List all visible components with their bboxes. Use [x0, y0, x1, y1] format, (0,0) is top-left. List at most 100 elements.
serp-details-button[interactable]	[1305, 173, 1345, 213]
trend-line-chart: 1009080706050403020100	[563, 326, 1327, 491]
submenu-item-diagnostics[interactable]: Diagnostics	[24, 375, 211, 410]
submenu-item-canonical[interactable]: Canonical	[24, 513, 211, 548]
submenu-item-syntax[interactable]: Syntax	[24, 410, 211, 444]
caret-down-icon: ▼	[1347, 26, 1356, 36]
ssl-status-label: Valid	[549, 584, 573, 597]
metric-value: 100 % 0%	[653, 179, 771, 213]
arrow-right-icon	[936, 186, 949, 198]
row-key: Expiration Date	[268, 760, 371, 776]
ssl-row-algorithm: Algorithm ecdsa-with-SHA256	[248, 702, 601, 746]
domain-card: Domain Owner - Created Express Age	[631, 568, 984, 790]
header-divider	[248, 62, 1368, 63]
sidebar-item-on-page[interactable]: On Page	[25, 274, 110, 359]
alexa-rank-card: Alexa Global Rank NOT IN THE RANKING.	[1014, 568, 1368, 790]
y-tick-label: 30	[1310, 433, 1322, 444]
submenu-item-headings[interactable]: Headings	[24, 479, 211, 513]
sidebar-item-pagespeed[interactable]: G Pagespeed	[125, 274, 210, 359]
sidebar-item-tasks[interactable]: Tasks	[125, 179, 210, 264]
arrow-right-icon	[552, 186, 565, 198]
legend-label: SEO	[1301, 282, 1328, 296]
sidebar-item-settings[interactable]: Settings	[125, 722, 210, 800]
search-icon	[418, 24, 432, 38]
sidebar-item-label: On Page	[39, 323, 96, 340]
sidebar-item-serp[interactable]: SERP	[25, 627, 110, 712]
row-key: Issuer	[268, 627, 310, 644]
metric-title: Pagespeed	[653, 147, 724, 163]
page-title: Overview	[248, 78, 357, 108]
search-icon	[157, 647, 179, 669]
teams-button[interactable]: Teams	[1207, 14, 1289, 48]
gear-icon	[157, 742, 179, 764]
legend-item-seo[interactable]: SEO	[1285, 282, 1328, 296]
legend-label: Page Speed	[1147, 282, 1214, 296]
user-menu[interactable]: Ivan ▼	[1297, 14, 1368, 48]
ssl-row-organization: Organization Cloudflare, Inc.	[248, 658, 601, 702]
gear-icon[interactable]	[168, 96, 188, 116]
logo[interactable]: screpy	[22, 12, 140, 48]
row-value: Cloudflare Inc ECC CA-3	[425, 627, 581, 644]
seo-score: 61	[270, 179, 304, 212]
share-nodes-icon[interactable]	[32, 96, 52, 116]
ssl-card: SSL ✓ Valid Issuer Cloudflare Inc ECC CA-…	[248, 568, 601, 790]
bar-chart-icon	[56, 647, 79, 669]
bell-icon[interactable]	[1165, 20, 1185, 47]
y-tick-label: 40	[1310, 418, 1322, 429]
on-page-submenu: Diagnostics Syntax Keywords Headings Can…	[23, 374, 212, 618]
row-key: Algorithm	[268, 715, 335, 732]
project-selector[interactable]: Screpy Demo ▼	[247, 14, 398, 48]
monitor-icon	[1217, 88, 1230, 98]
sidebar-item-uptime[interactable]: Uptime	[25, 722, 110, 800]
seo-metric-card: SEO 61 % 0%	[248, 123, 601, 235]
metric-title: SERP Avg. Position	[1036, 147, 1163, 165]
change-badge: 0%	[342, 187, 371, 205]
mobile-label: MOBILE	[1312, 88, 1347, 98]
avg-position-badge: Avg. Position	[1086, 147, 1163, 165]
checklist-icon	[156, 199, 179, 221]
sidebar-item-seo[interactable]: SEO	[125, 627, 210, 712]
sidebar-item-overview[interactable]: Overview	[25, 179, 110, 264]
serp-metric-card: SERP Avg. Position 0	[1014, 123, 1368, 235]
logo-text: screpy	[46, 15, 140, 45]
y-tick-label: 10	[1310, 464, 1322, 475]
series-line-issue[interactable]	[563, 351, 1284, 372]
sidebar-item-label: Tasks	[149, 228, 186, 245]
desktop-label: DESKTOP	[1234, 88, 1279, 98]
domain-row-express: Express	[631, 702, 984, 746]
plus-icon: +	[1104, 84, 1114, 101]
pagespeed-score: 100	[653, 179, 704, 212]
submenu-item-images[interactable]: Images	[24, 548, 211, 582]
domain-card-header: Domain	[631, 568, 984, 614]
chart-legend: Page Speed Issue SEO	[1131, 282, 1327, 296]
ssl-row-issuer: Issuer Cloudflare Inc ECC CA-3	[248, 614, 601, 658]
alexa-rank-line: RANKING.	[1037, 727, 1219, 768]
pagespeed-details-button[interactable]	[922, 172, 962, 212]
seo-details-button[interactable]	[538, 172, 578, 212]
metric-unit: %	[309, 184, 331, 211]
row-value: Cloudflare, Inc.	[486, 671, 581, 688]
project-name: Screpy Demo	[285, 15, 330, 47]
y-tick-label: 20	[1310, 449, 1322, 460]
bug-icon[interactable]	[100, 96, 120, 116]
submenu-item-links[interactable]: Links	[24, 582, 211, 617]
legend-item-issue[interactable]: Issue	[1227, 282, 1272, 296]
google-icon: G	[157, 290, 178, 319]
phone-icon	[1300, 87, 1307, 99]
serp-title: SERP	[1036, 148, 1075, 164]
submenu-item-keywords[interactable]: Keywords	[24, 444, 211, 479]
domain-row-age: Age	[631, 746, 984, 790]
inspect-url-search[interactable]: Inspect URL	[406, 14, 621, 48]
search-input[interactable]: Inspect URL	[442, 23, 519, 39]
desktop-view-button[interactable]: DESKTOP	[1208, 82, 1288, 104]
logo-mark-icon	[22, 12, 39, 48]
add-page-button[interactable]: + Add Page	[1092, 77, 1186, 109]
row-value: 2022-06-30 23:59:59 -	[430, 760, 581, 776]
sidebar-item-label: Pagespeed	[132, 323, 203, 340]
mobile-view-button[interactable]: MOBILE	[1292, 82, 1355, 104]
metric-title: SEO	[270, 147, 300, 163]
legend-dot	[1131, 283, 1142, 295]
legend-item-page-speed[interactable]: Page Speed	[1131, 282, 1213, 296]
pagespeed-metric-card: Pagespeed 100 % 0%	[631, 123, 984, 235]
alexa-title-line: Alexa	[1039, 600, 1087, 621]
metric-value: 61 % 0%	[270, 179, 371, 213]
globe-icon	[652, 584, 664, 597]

----------------

**Aim of the exercise**: Reproduce every line of the entries above without any alteration.

**Answer**:
List all visible components with their bboxes. Use [x0, y0, x1, y1] format, (0,0) is top-left. List at most 100 elements.
serp-details-button[interactable]	[1305, 173, 1345, 213]
trend-line-chart: 1009080706050403020100	[563, 326, 1327, 491]
submenu-item-diagnostics[interactable]: Diagnostics	[24, 375, 211, 410]
submenu-item-canonical[interactable]: Canonical	[24, 513, 211, 548]
submenu-item-syntax[interactable]: Syntax	[24, 410, 211, 444]
caret-down-icon: ▼	[1347, 26, 1356, 36]
ssl-status-label: Valid	[549, 584, 573, 597]
metric-value: 100 % 0%	[653, 179, 771, 213]
arrow-right-icon	[936, 186, 949, 198]
row-key: Expiration Date	[268, 760, 371, 776]
ssl-row-algorithm: Algorithm ecdsa-with-SHA256	[248, 702, 601, 746]
domain-card: Domain Owner - Created Express Age	[631, 568, 984, 790]
header-divider	[248, 62, 1368, 63]
sidebar-item-on-page[interactable]: On Page	[25, 274, 110, 359]
alexa-rank-card: Alexa Global Rank NOT IN THE RANKING.	[1014, 568, 1368, 790]
y-tick-label: 30	[1310, 433, 1322, 444]
submenu-item-headings[interactable]: Headings	[24, 479, 211, 513]
sidebar-item-pagespeed[interactable]: G Pagespeed	[125, 274, 210, 359]
sidebar-item-tasks[interactable]: Tasks	[125, 179, 210, 264]
arrow-right-icon	[552, 186, 565, 198]
legend-label: SEO	[1301, 282, 1328, 296]
sidebar-item-settings[interactable]: Settings	[125, 722, 210, 800]
search-icon	[418, 24, 432, 38]
sidebar-item-label: On Page	[39, 323, 96, 340]
sidebar-item-serp[interactable]: SERP	[25, 627, 110, 712]
row-key: Issuer	[268, 627, 310, 644]
metric-title: Pagespeed	[653, 147, 724, 163]
page-title: Overview	[248, 78, 357, 108]
search-icon	[157, 647, 179, 669]
teams-button[interactable]: Teams	[1207, 14, 1289, 48]
gear-icon	[157, 742, 179, 764]
legend-item-seo[interactable]: SEO	[1285, 282, 1328, 296]
legend-label: Page Speed	[1147, 282, 1214, 296]
user-menu[interactable]: Ivan ▼	[1297, 14, 1368, 48]
ssl-row-organization: Organization Cloudflare, Inc.	[248, 658, 601, 702]
gear-icon[interactable]	[168, 96, 188, 116]
logo[interactable]: screpy	[22, 12, 140, 48]
row-value: Cloudflare Inc ECC CA-3	[425, 627, 581, 644]
seo-score: 61	[270, 179, 304, 212]
share-nodes-icon[interactable]	[32, 96, 52, 116]
ssl-card: SSL ✓ Valid Issuer Cloudflare Inc ECC CA-…	[248, 568, 601, 790]
bar-chart-icon	[56, 647, 79, 669]
bell-icon[interactable]	[1165, 20, 1185, 47]
y-tick-label: 40	[1310, 418, 1322, 429]
on-page-submenu: Diagnostics Syntax Keywords Headings Can…	[23, 374, 212, 618]
row-key: Algorithm	[268, 715, 335, 732]
project-selector[interactable]: Screpy Demo ▼	[247, 14, 398, 48]
monitor-icon	[1217, 88, 1230, 98]
sidebar-item-uptime[interactable]: Uptime	[25, 722, 110, 800]
seo-metric-card: SEO 61 % 0%	[248, 123, 601, 235]
metric-title: SERP Avg. Position	[1036, 147, 1163, 165]
change-badge: 0%	[342, 187, 371, 205]
mobile-label: MOBILE	[1312, 88, 1347, 98]
avg-position-badge: Avg. Position	[1086, 147, 1163, 165]
checklist-icon	[156, 199, 179, 221]
sidebar-item-seo[interactable]: SEO	[125, 627, 210, 712]
sidebar-item-overview[interactable]: Overview	[25, 179, 110, 264]
serp-metric-card: SERP Avg. Position 0	[1014, 123, 1368, 235]
logo-text: screpy	[46, 15, 140, 45]
y-tick-label: 10	[1310, 464, 1322, 475]
series-line-issue[interactable]	[563, 351, 1284, 372]
sidebar-item-label: Tasks	[149, 228, 186, 245]
desktop-label: DESKTOP	[1234, 88, 1279, 98]
domain-row-express: Express	[631, 702, 984, 746]
plus-icon: +	[1104, 84, 1114, 101]
pagespeed-score: 100	[653, 179, 704, 212]
submenu-item-images[interactable]: Images	[24, 548, 211, 582]
domain-card-header: Domain	[631, 568, 984, 614]
chart-legend: Page Speed Issue SEO	[1131, 282, 1327, 296]
ssl-row-issuer: Issuer Cloudflare Inc ECC CA-3	[248, 614, 601, 658]
alexa-rank-line: RANKING.	[1037, 727, 1219, 768]
pagespeed-details-button[interactable]	[922, 172, 962, 212]
seo-details-button[interactable]	[538, 172, 578, 212]
metric-unit: %	[309, 184, 331, 211]
row-value: Cloudflare, Inc.	[486, 671, 581, 688]
project-name: Screpy Demo	[285, 15, 330, 47]
y-tick-label: 20	[1310, 449, 1322, 460]
bug-icon[interactable]	[100, 96, 120, 116]
submenu-item-links[interactable]: Links	[24, 582, 211, 617]
legend-item-issue[interactable]: Issue	[1227, 282, 1272, 296]
google-icon: G	[157, 290, 178, 319]
phone-icon	[1300, 87, 1307, 99]
serp-title: SERP	[1036, 148, 1075, 164]
submenu-item-keywords[interactable]: Keywords	[24, 444, 211, 479]
domain-row-age: Age	[631, 746, 984, 790]
inspect-url-search[interactable]: Inspect URL	[406, 14, 621, 48]
search-input[interactable]: Inspect URL	[442, 23, 519, 39]
desktop-view-button[interactable]: DESKTOP	[1208, 82, 1288, 104]
logo-mark-icon	[22, 12, 39, 48]
add-page-button[interactable]: + Add Page	[1092, 77, 1186, 109]
row-value: 2022-06-30 23:59:59 -	[430, 760, 581, 776]
sidebar-item-label: Pagespeed	[132, 323, 203, 340]
mobile-view-button[interactable]: MOBILE	[1292, 82, 1355, 104]
metric-title: SEO	[270, 147, 300, 163]
legend-dot	[1131, 283, 1142, 295]
legend-item-page-speed[interactable]: Page Speed	[1131, 282, 1213, 296]
pagespeed-metric-card: Pagespeed 100 % 0%	[631, 123, 984, 235]
alexa-title-line: Alexa	[1039, 600, 1087, 621]
metric-value: 61 % 0%	[270, 179, 371, 213]
globe-icon	[652, 584, 664, 597]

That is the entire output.